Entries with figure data
● ● ● ● ● ● ●

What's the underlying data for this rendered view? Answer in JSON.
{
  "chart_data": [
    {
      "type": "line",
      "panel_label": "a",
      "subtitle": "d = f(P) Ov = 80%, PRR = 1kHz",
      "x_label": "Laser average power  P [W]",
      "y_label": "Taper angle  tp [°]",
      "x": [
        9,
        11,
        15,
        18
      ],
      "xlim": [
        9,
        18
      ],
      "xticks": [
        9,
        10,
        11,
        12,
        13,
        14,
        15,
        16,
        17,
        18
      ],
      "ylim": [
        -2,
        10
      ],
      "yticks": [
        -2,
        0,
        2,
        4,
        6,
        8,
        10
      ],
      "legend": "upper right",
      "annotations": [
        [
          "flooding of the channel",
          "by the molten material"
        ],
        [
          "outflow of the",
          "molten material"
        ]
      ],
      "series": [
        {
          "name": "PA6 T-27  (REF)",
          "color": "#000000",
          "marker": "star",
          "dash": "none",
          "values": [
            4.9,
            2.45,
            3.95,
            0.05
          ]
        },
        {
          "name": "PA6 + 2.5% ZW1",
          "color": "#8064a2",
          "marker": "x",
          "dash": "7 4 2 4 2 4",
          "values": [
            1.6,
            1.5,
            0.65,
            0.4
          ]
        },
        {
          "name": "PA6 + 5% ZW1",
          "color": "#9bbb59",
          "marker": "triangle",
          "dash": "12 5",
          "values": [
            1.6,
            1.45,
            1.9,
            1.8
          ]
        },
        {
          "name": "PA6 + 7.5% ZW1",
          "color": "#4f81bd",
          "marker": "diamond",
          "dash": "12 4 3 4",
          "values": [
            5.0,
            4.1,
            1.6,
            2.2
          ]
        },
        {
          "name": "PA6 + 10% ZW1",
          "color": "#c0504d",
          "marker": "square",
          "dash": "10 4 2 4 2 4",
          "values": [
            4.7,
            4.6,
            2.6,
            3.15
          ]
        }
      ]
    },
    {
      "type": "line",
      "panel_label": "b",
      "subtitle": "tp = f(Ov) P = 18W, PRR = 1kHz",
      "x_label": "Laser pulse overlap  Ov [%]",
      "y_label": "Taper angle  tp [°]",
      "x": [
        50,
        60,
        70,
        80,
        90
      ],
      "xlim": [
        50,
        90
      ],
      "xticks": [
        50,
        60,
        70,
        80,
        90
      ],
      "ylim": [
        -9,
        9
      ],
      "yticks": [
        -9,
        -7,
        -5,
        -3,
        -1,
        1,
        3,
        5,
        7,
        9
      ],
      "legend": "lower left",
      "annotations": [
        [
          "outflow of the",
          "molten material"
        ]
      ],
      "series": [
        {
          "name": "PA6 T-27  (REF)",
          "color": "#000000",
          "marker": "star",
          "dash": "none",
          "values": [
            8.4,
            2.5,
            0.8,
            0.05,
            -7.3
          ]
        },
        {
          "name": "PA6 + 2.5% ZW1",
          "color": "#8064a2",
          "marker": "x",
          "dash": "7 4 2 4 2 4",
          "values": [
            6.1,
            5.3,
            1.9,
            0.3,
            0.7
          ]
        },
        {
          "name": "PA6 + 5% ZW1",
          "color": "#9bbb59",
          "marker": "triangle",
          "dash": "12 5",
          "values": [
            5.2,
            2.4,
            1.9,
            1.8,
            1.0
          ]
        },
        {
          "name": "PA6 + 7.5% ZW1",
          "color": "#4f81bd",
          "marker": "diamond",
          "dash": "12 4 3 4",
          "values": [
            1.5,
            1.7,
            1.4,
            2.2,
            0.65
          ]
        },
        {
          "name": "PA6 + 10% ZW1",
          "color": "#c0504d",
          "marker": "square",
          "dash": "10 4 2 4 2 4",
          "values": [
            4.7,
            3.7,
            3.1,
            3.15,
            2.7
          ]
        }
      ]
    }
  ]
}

● ● ● ● ● ● ●

What you have to do
Please reproduce each record precisely as written.

Correct result
What's the underlying data for this rendered view? Answer in JSON.
{
  "chart_data": [
    {
      "type": "line",
      "panel_label": "a",
      "subtitle": "d = f(P) Ov = 80%, PRR = 1kHz",
      "x_label": "Laser average power  P [W]",
      "y_label": "Taper angle  tp [°]",
      "x": [
        9,
        11,
        15,
        18
      ],
      "xlim": [
        9,
        18
      ],
      "xticks": [
        9,
        10,
        11,
        12,
        13,
        14,
        15,
        16,
        17,
        18
      ],
      "ylim": [
        -2,
        10
      ],
      "yticks": [
        -2,
        0,
        2,
        4,
        6,
        8,
        10
      ],
      "legend": "upper right",
      "annotations": [
        [
          "flooding of the channel",
          "by the molten material"
        ],
        [
          "outflow of the",
          "molten material"
        ]
      ],
      "series": [
        {
          "name": "PA6 T-27  (REF)",
          "color": "#000000",
          "marker": "star",
          "dash": "none",
          "values": [
            4.9,
            2.45,
            3.95,
            0.05
          ]
        },
        {
          "name": "PA6 + 2.5% ZW1",
          "color": "#8064a2",
          "marker": "x",
          "dash": "7 4 2 4 2 4",
          "values": [
            1.6,
            1.5,
            0.65,
            0.4
          ]
        },
        {
          "name": "PA6 + 5% ZW1",
          "color": "#9bbb59",
          "marker": "triangle",
          "dash": "12 5",
          "values": [
            1.6,
            1.45,
            1.9,
            1.8
          ]
        },
        {
          "name": "PA6 + 7.5% ZW1",
          "color": "#4f81bd",
          "marker": "diamond",
          "dash": "12 4 3 4",
          "values": [
            5.0,
            4.1,
            1.6,
            2.2
          ]
        },
        {
          "name": "PA6 + 10% ZW1",
          "color": "#c0504d",
          "marker": "square",
          "dash": "10 4 2 4 2 4",
          "values": [
            4.7,
            4.6,
            2.6,
            3.15
          ]
        }
      ]
    },
    {
      "type": "line",
      "panel_label": "b",
      "subtitle": "tp = f(Ov) P = 18W, PRR = 1kHz",
      "x_label": "Laser pulse overlap  Ov [%]",
      "y_label": "Taper angle  tp [°]",
      "x": [
        50,
        60,
        70,
        80,
        90
      ],
      "xlim": [
        50,
        90
      ],
      "xticks": [
        50,
        60,
        70,
        80,
        90
      ],
      "ylim": [
        -9,
        9
      ],
      "yticks": [
        -9,
        -7,
        -5,
        -3,
        -1,
        1,
        3,
        5,
        7,
        9
      ],
      "legend": "lower left",
      "annotations": [
        [
          "outflow of the",
          "molten material"
        ]
      ],
      "series": [
        {
          "name": "PA6 T-27  (REF)",
          "color": "#000000",
          "marker": "star",
          "dash": "none",
          "values": [
            8.4,
            2.5,
            0.8,
            0.05,
            -7.3
          ]
        },
        {
          "name": "PA6 + 2.5% ZW1",
          "color": "#8064a2",
          "marker": "x",
          "dash": "7 4 2 4 2 4",
          "values": [
            6.1,
            5.3,
            1.9,
            0.3,
            0.7
          ]
        },
        {
          "name": "PA6 + 5% ZW1",
          "color": "#9bbb59",
          "marker": "triangle",
          "dash": "12 5",
          "values": [
            5.2,
            2.4,
            1.9,
            1.8,
            1.0
          ]
        },
        {
          "name": "PA6 + 7.5% ZW1",
          "color": "#4f81bd",
          "marker": "diamond",
          "dash": "12 4 3 4",
          "values": [
            1.5,
            1.7,
            1.4,
            2.2,
            0.65
          ]
        },
        {
          "name": "PA6 + 10% ZW1",
          "color": "#c0504d",
          "marker": "square",
          "dash": "10 4 2 4 2 4",
          "values": [
            4.7,
            3.7,
            3.1,
            3.15,
            2.7
          ]
        }
      ]
    }
  ]
}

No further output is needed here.